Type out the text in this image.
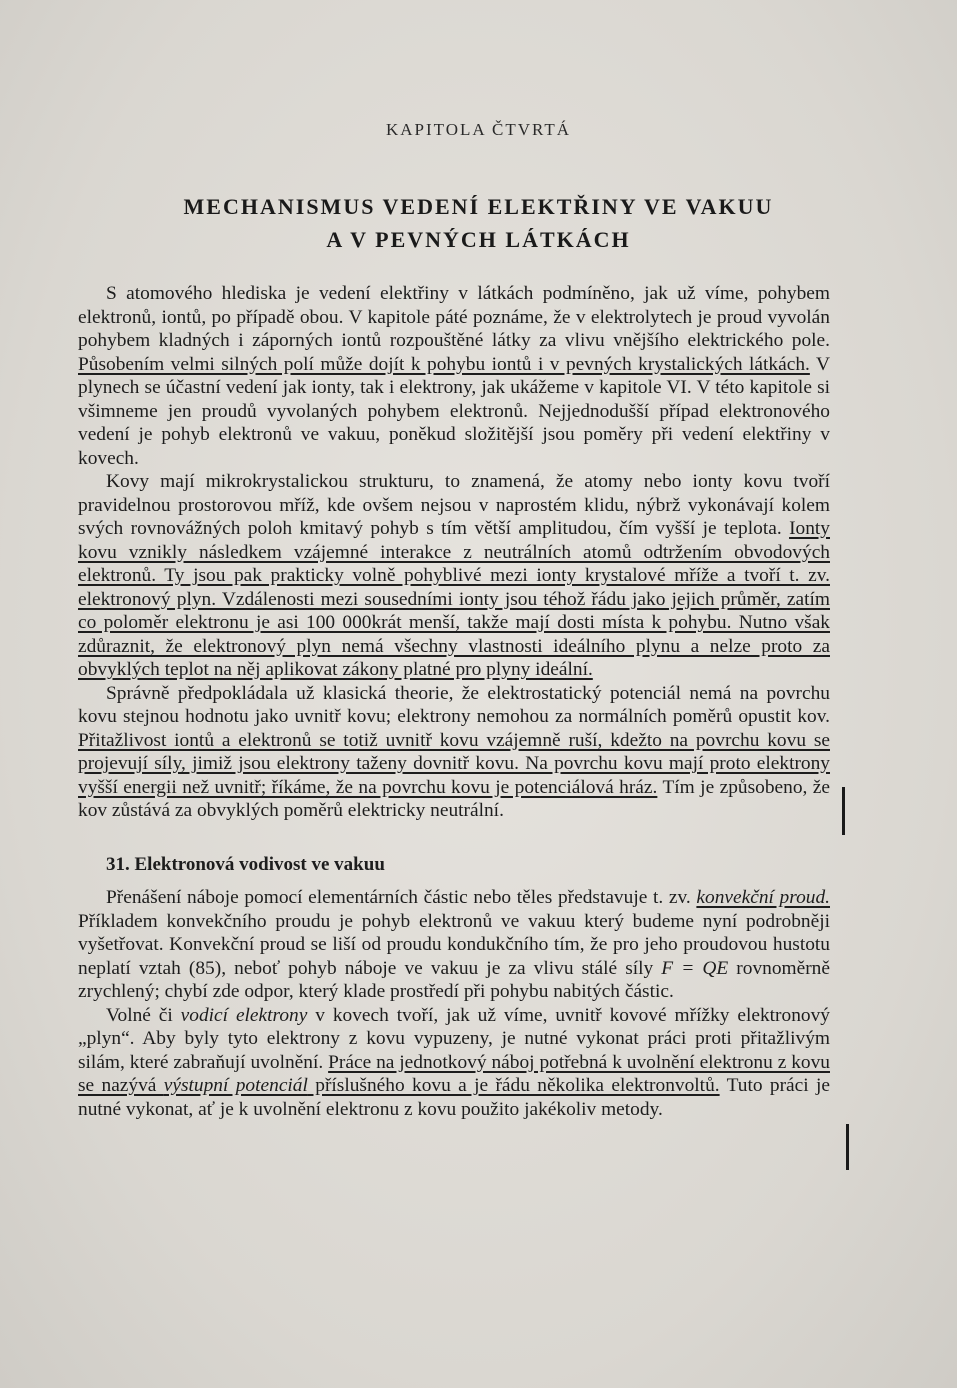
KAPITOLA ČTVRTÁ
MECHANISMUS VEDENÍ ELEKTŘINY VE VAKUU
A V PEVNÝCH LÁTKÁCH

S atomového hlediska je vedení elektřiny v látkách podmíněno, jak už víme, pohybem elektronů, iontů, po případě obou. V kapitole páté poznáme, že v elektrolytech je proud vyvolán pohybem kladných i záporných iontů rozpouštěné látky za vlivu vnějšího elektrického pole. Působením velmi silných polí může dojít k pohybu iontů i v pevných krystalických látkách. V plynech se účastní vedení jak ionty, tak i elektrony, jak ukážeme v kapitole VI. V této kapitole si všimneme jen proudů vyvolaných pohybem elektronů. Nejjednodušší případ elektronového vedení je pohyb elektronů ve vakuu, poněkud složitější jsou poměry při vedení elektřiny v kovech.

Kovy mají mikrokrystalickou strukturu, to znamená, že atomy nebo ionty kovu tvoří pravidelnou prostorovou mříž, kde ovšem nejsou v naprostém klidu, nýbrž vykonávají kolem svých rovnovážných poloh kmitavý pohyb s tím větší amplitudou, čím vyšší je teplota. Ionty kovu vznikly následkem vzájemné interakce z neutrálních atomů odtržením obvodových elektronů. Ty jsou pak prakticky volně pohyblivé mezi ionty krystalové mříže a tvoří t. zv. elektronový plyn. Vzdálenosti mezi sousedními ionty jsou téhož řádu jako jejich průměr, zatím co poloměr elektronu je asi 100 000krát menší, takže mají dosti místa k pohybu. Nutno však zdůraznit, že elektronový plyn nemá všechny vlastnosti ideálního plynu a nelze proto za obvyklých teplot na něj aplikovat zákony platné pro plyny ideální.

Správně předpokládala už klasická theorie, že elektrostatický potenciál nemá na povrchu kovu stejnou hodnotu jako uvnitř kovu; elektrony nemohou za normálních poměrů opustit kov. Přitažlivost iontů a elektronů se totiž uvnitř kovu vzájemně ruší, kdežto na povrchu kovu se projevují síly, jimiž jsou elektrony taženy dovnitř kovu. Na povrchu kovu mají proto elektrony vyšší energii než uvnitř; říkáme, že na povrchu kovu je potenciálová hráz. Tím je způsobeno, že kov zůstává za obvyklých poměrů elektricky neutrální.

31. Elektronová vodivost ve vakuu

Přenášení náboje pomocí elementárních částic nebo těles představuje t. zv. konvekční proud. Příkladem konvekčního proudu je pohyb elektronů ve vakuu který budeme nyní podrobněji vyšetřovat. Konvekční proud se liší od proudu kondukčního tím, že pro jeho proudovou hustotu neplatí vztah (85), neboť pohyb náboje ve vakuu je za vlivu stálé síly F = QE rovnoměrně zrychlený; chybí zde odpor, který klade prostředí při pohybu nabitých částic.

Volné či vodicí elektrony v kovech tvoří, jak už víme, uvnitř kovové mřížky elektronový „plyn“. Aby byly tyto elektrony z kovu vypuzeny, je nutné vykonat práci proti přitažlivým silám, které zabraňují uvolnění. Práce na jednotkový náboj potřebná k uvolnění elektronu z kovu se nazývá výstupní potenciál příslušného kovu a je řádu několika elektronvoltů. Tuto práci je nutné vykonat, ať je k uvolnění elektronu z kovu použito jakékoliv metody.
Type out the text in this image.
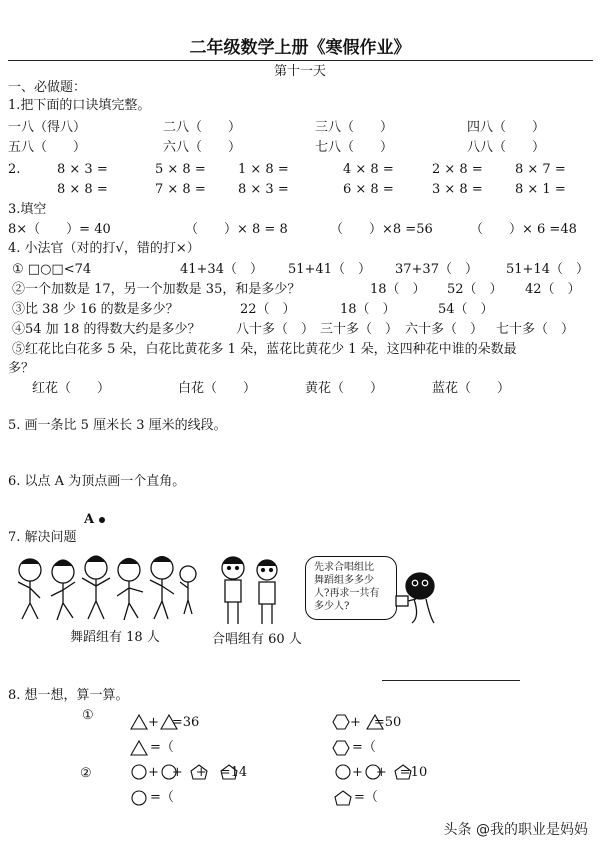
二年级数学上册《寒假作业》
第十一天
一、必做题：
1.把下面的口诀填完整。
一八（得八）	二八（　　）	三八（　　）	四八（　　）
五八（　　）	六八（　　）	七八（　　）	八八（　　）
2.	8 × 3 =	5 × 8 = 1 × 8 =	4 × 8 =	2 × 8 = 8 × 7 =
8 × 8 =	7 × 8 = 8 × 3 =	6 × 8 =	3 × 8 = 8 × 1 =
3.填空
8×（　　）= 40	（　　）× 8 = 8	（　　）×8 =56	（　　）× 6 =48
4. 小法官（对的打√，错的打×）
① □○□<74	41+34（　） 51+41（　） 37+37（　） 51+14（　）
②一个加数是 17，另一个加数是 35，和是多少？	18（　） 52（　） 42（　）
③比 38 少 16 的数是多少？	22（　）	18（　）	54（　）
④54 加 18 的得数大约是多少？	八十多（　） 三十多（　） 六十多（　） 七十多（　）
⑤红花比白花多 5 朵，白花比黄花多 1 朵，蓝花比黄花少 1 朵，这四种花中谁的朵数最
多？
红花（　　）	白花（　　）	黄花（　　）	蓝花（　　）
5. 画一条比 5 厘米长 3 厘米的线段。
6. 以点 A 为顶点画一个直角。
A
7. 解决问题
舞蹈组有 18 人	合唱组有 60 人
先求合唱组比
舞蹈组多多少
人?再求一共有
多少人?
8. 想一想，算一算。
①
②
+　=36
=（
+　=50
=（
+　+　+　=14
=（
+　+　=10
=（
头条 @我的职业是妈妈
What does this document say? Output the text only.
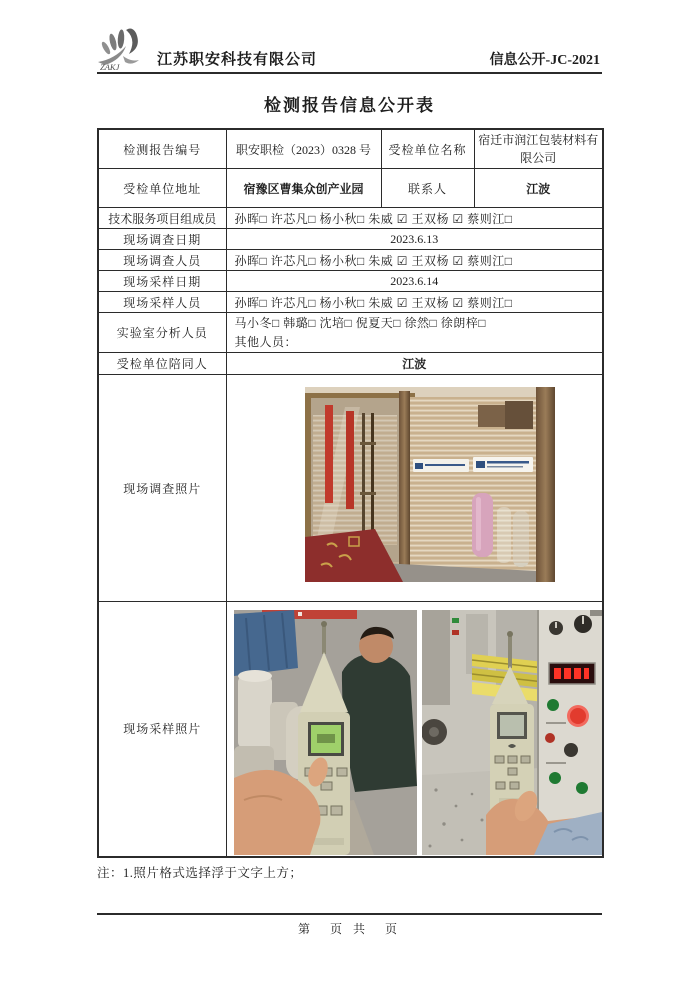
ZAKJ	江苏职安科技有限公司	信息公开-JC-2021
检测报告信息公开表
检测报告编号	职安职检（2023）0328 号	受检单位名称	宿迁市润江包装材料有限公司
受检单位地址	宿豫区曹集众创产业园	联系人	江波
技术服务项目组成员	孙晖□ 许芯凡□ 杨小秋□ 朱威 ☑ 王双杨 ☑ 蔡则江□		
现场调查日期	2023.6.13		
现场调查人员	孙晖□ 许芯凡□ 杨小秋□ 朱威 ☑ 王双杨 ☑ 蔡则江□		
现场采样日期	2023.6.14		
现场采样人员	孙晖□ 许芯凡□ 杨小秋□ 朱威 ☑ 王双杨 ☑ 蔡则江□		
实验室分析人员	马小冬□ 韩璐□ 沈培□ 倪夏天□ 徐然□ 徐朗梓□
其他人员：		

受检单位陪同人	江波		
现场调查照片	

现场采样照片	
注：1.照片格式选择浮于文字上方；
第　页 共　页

********************

In the records above, find the line containing "What does this". Reproduce it and every line after it through the last line, omitting pictures.

Written answer –
What does this document say? Output the text only.
ZAKJ	江苏职安科技有限公司	信息公开-JC-2021
检测报告信息公开表
检测报告编号	职安职检（2023）0328 号	受检单位名称	宿迁市润江包装材料有限公司
受检单位地址	宿豫区曹集众创产业园	联系人	江波
技术服务项目组成员	孙晖□ 许芯凡□ 杨小秋□ 朱威 ☑ 王双杨 ☑ 蔡则江□		
现场调查日期	2023.6.13		
现场调查人员	孙晖□ 许芯凡□ 杨小秋□ 朱威 ☑ 王双杨 ☑ 蔡则江□		
现场采样日期	2023.6.14		
现场采样人员	孙晖□ 许芯凡□ 杨小秋□ 朱威 ☑ 王双杨 ☑ 蔡则江□		
实验室分析人员	马小冬□ 韩璐□ 沈培□ 倪夏天□ 徐然□ 徐朗梓□
其他人员：		

受检单位陪同人	江波		
现场调查照片	

现场采样照片	
注：1.照片格式选择浮于文字上方；
第　页 共　页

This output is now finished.